» **Task data**:
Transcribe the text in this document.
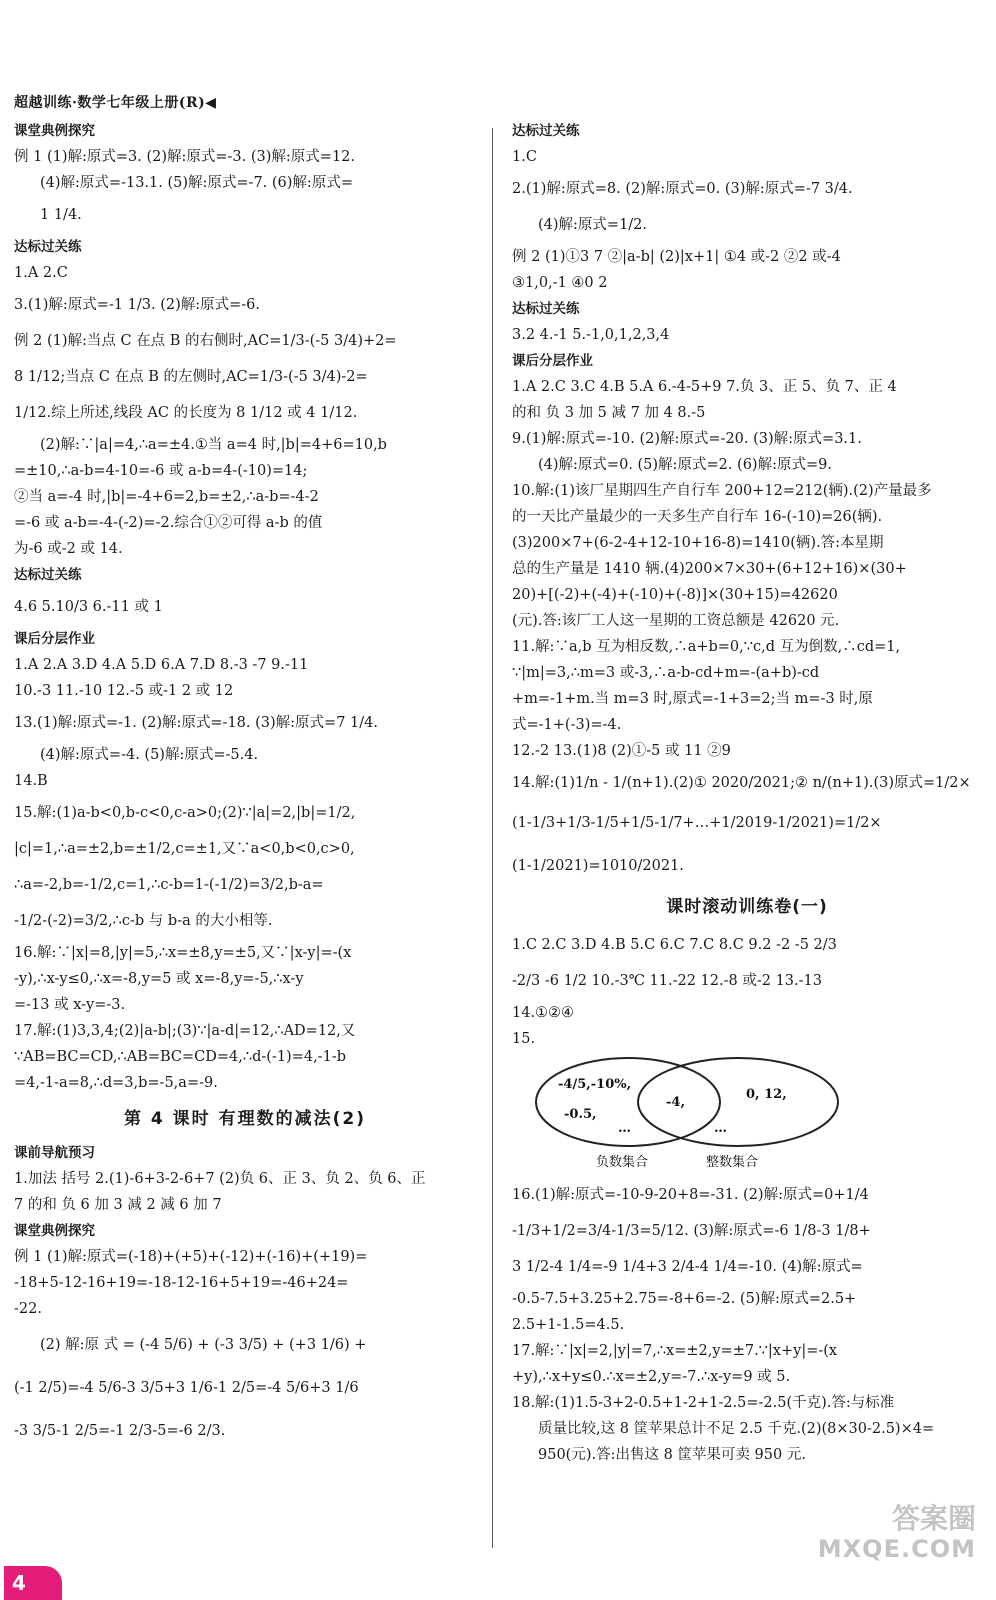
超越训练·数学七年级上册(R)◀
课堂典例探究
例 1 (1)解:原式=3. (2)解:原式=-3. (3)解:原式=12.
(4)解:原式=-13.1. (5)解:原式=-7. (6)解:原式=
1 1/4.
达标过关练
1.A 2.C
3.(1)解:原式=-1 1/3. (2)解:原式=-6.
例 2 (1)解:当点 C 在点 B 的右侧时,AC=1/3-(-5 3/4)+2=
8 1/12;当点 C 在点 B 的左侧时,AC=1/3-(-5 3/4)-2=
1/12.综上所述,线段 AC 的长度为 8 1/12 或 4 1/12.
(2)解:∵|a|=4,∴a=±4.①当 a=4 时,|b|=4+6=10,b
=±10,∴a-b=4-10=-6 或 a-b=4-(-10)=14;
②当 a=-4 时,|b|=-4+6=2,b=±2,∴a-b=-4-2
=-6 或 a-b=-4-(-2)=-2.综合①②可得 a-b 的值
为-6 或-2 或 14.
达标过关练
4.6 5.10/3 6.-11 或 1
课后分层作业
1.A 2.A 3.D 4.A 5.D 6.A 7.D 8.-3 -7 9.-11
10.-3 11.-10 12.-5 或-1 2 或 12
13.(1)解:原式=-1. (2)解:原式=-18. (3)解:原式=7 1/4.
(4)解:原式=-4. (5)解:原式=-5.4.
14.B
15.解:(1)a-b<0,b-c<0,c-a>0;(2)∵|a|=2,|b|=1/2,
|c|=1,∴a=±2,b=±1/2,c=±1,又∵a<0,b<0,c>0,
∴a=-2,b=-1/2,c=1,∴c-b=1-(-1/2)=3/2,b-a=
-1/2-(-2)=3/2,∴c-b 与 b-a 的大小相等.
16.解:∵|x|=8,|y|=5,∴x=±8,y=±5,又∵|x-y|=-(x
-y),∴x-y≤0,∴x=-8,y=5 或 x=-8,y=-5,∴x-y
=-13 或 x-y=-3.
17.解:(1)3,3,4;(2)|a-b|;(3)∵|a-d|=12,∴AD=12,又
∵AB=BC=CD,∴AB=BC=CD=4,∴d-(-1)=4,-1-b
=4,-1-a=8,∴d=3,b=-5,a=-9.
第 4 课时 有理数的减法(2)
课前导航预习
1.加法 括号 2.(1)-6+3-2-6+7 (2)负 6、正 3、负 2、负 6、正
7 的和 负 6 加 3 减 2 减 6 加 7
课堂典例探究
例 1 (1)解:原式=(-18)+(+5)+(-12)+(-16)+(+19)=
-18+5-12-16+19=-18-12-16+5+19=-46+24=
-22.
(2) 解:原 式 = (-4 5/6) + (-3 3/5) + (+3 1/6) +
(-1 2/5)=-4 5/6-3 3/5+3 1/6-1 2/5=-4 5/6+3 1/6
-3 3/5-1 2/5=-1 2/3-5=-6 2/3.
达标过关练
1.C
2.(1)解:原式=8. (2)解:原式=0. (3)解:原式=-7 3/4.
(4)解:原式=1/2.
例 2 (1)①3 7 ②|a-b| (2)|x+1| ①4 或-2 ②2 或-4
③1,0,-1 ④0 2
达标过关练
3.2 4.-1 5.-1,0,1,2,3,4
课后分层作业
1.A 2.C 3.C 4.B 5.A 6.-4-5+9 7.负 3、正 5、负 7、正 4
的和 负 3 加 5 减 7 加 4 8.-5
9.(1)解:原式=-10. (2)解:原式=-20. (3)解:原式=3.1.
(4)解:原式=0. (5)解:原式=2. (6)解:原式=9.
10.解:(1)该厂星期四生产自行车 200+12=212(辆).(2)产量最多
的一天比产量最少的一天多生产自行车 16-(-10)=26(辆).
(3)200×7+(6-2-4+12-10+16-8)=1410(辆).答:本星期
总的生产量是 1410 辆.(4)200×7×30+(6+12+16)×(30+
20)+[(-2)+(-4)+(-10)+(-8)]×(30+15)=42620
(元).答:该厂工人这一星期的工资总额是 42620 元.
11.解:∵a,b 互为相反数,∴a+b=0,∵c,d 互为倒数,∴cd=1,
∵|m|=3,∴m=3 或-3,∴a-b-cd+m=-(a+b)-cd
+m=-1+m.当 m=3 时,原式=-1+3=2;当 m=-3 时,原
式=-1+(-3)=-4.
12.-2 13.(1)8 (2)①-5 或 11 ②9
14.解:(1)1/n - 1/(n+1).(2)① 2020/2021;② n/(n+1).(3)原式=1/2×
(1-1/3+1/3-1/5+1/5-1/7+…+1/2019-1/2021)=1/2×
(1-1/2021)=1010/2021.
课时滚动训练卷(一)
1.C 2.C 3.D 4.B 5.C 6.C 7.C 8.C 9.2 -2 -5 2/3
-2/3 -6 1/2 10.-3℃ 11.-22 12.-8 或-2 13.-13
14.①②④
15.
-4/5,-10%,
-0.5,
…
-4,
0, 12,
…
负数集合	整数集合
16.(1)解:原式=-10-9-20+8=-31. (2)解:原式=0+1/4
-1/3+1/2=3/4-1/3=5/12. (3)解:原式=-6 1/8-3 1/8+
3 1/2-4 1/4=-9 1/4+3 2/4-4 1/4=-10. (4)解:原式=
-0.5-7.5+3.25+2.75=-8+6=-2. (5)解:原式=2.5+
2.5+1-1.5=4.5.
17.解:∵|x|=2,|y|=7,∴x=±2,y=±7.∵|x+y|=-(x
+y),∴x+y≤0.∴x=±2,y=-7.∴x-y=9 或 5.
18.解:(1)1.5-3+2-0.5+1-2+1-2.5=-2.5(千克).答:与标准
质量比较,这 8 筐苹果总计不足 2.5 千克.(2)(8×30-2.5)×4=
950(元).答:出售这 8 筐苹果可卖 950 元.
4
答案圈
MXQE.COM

* * *

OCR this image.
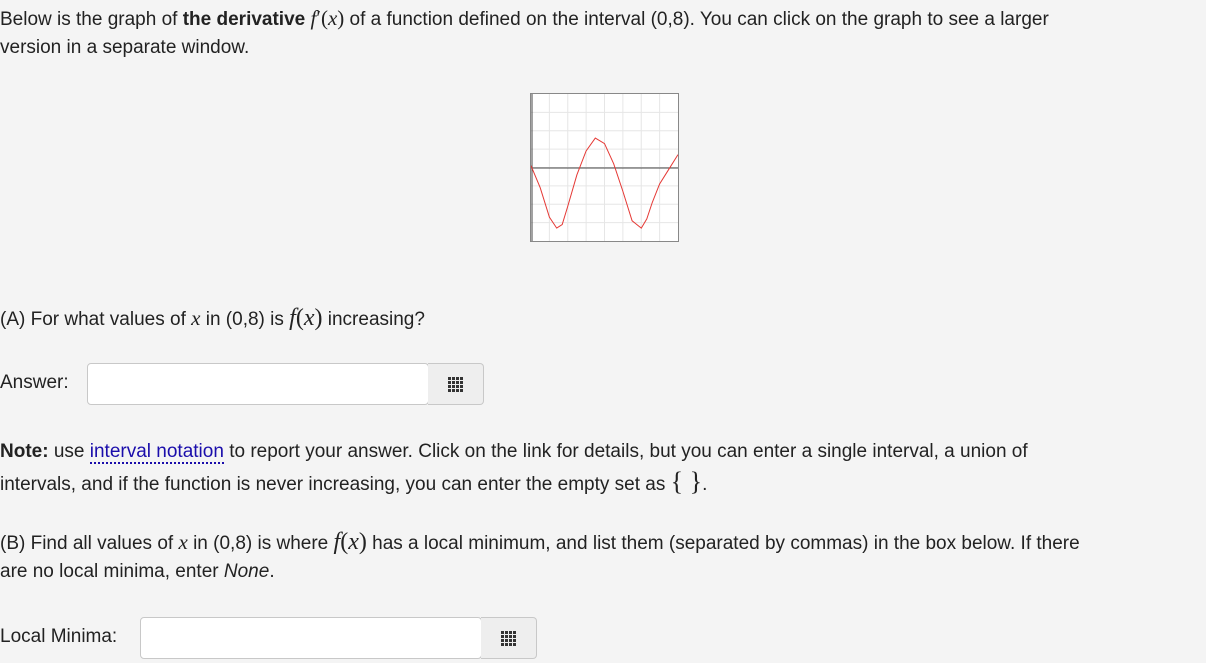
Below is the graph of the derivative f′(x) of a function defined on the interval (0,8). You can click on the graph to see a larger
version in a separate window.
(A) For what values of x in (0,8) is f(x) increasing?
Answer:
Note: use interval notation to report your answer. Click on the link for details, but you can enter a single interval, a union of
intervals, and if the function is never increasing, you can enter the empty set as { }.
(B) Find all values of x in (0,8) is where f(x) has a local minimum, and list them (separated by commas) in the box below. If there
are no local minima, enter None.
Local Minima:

» **Written instruction**: Above are the records; copy every line in them that holds the word "values".

» **Full answer**:
(A) For what values of x in (0,8) is f(x) increasing?
(B) Find all values of x in (0,8) is where f(x) has a local minimum, and list them (separated by commas) in the box below. If there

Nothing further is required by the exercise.